[Image-based layout data]
** Begin **
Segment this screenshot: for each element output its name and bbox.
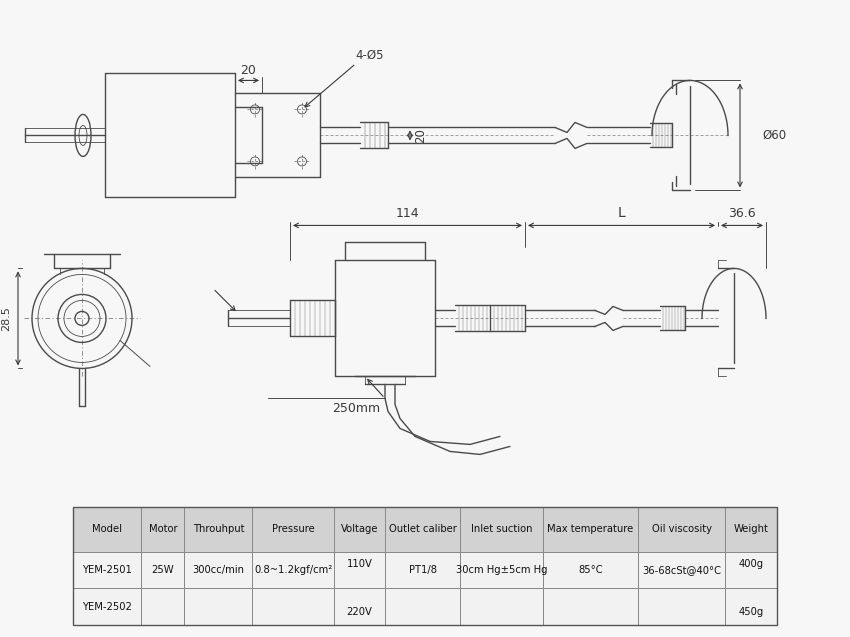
Text: Outlet caliber: Outlet caliber xyxy=(388,524,456,534)
Text: L: L xyxy=(618,206,626,220)
Text: 450g: 450g xyxy=(739,607,763,617)
FancyBboxPatch shape xyxy=(385,589,460,625)
Text: YEM-2501: YEM-2501 xyxy=(82,565,133,575)
Text: 28.5: 28.5 xyxy=(1,306,11,331)
Text: Oil viscosity: Oil viscosity xyxy=(652,524,711,534)
Text: 250mm: 250mm xyxy=(332,402,380,415)
Text: Weight: Weight xyxy=(734,524,768,534)
Text: 400g: 400g xyxy=(739,559,763,569)
FancyBboxPatch shape xyxy=(725,507,777,552)
FancyBboxPatch shape xyxy=(184,552,252,589)
Text: 85°C: 85°C xyxy=(578,565,603,575)
FancyBboxPatch shape xyxy=(252,552,334,589)
Text: Motor: Motor xyxy=(149,524,177,534)
FancyBboxPatch shape xyxy=(725,552,777,589)
Text: Ø60: Ø60 xyxy=(762,129,786,142)
Text: Pressure: Pressure xyxy=(272,524,314,534)
Text: 36-68cSt@40°C: 36-68cSt@40°C xyxy=(643,565,722,575)
Text: Voltage: Voltage xyxy=(341,524,378,534)
Text: 0.8~1.2kgf/cm²: 0.8~1.2kgf/cm² xyxy=(254,565,332,575)
FancyBboxPatch shape xyxy=(334,589,385,625)
Text: Throuhput: Throuhput xyxy=(193,524,244,534)
FancyBboxPatch shape xyxy=(73,589,141,625)
FancyBboxPatch shape xyxy=(73,552,141,589)
Text: 25W: 25W xyxy=(151,565,174,575)
Text: 110V: 110V xyxy=(347,559,372,569)
FancyBboxPatch shape xyxy=(543,507,638,552)
FancyBboxPatch shape xyxy=(460,589,543,625)
FancyBboxPatch shape xyxy=(141,589,184,625)
Text: Max temperature: Max temperature xyxy=(547,524,633,534)
Text: Inlet suction: Inlet suction xyxy=(471,524,532,534)
FancyBboxPatch shape xyxy=(141,552,184,589)
Text: 114: 114 xyxy=(396,207,419,220)
FancyBboxPatch shape xyxy=(460,552,543,589)
FancyBboxPatch shape xyxy=(460,507,543,552)
FancyBboxPatch shape xyxy=(638,507,725,552)
Text: PT1/8: PT1/8 xyxy=(409,565,437,575)
Text: 20: 20 xyxy=(241,64,257,77)
FancyBboxPatch shape xyxy=(725,589,777,625)
Text: Model: Model xyxy=(93,524,122,534)
FancyBboxPatch shape xyxy=(385,552,460,589)
FancyBboxPatch shape xyxy=(638,589,725,625)
FancyBboxPatch shape xyxy=(543,589,638,625)
Text: 220V: 220V xyxy=(347,607,372,617)
Text: 30cm Hg±5cm Hg: 30cm Hg±5cm Hg xyxy=(456,565,547,575)
Text: 20: 20 xyxy=(414,128,427,143)
Text: 300cc/min: 300cc/min xyxy=(192,565,245,575)
Text: 36.6: 36.6 xyxy=(728,207,756,220)
FancyBboxPatch shape xyxy=(638,552,725,589)
FancyBboxPatch shape xyxy=(141,507,184,552)
FancyBboxPatch shape xyxy=(543,552,638,589)
FancyBboxPatch shape xyxy=(334,552,385,589)
FancyBboxPatch shape xyxy=(184,507,252,552)
FancyBboxPatch shape xyxy=(184,589,252,625)
FancyBboxPatch shape xyxy=(73,507,141,552)
FancyBboxPatch shape xyxy=(334,507,385,552)
Text: YEM-2502: YEM-2502 xyxy=(82,601,133,612)
FancyBboxPatch shape xyxy=(252,507,334,552)
FancyBboxPatch shape xyxy=(252,589,334,625)
FancyBboxPatch shape xyxy=(385,507,460,552)
Text: 4-Ø5: 4-Ø5 xyxy=(355,49,383,62)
** End **
What you will do
Return the lines of the data above exactly as they appear, starting at the line that contains "Text: Outlet caliber: Outlet" and ending at the line that contains "Text: Weight: Weight xyxy=(734,524,768,534)", with both of those lines included.

Written response
Text: Outlet caliber: Outlet caliber xyxy=(388,524,456,534)
Text: L: L xyxy=(618,206,626,220)
Text: 450g: 450g xyxy=(739,607,763,617)
FancyBboxPatch shape xyxy=(385,589,460,625)
Text: YEM-2501: YEM-2501 xyxy=(82,565,133,575)
Text: 28.5: 28.5 xyxy=(1,306,11,331)
Text: Oil viscosity: Oil viscosity xyxy=(652,524,711,534)
Text: 250mm: 250mm xyxy=(332,402,380,415)
Text: Weight: Weight xyxy=(734,524,768,534)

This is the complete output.